— BEGIN Record extracts —

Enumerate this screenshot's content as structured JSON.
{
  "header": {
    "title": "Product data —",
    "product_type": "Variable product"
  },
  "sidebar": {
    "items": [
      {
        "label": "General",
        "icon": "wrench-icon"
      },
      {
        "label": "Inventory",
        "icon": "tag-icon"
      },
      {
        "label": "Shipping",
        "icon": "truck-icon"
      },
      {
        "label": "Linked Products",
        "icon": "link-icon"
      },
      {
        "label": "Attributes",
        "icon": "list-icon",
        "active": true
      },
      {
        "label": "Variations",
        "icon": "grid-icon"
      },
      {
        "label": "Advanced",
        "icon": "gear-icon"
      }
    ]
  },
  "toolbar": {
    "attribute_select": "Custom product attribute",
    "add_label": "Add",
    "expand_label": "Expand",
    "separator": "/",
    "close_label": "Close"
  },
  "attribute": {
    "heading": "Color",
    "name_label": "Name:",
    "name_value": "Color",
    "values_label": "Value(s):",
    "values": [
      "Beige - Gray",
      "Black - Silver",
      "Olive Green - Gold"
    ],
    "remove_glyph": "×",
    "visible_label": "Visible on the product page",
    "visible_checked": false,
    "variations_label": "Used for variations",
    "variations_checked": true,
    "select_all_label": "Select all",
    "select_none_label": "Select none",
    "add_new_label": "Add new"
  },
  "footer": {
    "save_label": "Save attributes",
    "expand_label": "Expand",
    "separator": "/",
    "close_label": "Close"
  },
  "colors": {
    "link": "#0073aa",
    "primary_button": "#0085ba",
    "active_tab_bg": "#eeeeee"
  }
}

— END Record extracts —
— BEGIN Record extracts —

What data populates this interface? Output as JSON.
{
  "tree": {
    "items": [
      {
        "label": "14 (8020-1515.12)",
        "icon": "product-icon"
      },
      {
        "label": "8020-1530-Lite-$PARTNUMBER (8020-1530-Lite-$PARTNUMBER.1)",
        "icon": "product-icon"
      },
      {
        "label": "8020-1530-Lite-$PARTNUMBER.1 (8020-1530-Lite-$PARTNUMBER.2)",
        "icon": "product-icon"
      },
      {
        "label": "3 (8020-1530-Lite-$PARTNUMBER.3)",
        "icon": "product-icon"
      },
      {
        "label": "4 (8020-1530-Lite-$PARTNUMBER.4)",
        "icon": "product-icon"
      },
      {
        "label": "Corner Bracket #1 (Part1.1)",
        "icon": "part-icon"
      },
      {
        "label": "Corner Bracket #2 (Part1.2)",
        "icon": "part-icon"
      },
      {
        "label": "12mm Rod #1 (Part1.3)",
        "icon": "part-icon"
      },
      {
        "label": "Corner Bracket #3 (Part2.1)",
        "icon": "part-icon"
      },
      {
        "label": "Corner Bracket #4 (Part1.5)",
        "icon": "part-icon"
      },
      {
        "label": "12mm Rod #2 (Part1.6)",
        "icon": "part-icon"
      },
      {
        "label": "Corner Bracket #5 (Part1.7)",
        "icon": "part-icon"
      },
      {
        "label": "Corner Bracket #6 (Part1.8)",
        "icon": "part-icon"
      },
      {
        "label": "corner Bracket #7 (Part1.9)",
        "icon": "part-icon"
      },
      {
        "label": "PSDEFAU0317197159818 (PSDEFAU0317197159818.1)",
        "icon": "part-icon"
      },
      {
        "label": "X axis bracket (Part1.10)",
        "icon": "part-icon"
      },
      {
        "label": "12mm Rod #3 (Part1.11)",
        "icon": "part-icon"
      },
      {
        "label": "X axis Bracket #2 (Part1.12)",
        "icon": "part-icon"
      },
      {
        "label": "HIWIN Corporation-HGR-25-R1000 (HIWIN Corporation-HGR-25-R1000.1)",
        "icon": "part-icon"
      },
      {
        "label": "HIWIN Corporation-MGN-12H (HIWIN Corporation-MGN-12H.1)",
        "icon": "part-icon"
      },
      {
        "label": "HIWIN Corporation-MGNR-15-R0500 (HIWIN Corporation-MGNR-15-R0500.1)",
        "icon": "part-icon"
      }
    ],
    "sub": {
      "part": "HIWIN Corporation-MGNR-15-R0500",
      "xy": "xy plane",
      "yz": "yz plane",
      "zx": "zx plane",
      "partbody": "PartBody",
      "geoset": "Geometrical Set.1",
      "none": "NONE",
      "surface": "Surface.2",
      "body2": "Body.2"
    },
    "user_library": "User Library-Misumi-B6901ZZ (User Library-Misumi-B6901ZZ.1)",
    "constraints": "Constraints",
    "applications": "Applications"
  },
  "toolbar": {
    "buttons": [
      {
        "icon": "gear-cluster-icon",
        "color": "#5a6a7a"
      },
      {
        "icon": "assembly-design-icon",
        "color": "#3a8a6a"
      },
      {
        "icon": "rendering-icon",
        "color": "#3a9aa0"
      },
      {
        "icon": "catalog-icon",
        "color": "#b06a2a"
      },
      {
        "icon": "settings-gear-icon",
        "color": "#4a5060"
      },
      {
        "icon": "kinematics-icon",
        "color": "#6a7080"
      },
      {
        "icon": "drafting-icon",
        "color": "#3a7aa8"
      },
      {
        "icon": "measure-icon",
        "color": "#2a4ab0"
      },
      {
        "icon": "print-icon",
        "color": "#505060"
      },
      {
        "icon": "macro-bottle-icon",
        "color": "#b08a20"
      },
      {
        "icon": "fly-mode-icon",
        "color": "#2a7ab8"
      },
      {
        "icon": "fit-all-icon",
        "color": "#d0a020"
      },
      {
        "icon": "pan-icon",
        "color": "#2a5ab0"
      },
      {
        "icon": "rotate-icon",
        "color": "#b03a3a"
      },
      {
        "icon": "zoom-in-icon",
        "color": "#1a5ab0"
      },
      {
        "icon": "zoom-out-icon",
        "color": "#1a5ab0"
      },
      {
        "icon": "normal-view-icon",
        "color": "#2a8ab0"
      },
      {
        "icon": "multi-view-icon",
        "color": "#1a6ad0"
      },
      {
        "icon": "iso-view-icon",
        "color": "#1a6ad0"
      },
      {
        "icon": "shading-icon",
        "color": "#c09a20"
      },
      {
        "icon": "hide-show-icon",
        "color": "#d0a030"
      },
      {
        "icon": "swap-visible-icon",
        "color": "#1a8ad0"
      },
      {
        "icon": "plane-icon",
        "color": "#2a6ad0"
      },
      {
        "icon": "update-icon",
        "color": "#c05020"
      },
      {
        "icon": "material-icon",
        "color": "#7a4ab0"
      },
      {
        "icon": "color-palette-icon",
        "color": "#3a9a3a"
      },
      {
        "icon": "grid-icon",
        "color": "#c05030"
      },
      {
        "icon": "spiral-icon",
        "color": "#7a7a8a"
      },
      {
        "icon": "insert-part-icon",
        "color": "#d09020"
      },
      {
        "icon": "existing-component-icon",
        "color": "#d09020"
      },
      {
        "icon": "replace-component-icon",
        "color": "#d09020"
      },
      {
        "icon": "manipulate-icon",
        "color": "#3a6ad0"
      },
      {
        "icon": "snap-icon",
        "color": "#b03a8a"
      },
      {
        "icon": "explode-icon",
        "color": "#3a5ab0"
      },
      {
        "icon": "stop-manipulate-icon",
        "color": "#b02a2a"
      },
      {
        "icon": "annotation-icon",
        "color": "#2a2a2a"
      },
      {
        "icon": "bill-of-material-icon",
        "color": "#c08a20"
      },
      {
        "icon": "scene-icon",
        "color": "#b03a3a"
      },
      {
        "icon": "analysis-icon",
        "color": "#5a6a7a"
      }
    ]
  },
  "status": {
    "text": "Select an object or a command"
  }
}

— END Record extracts —

Aim of the exercise. Look through the entries above. Extract each line with the word "true".

Full response.
        "active": true
    "variations_checked": true,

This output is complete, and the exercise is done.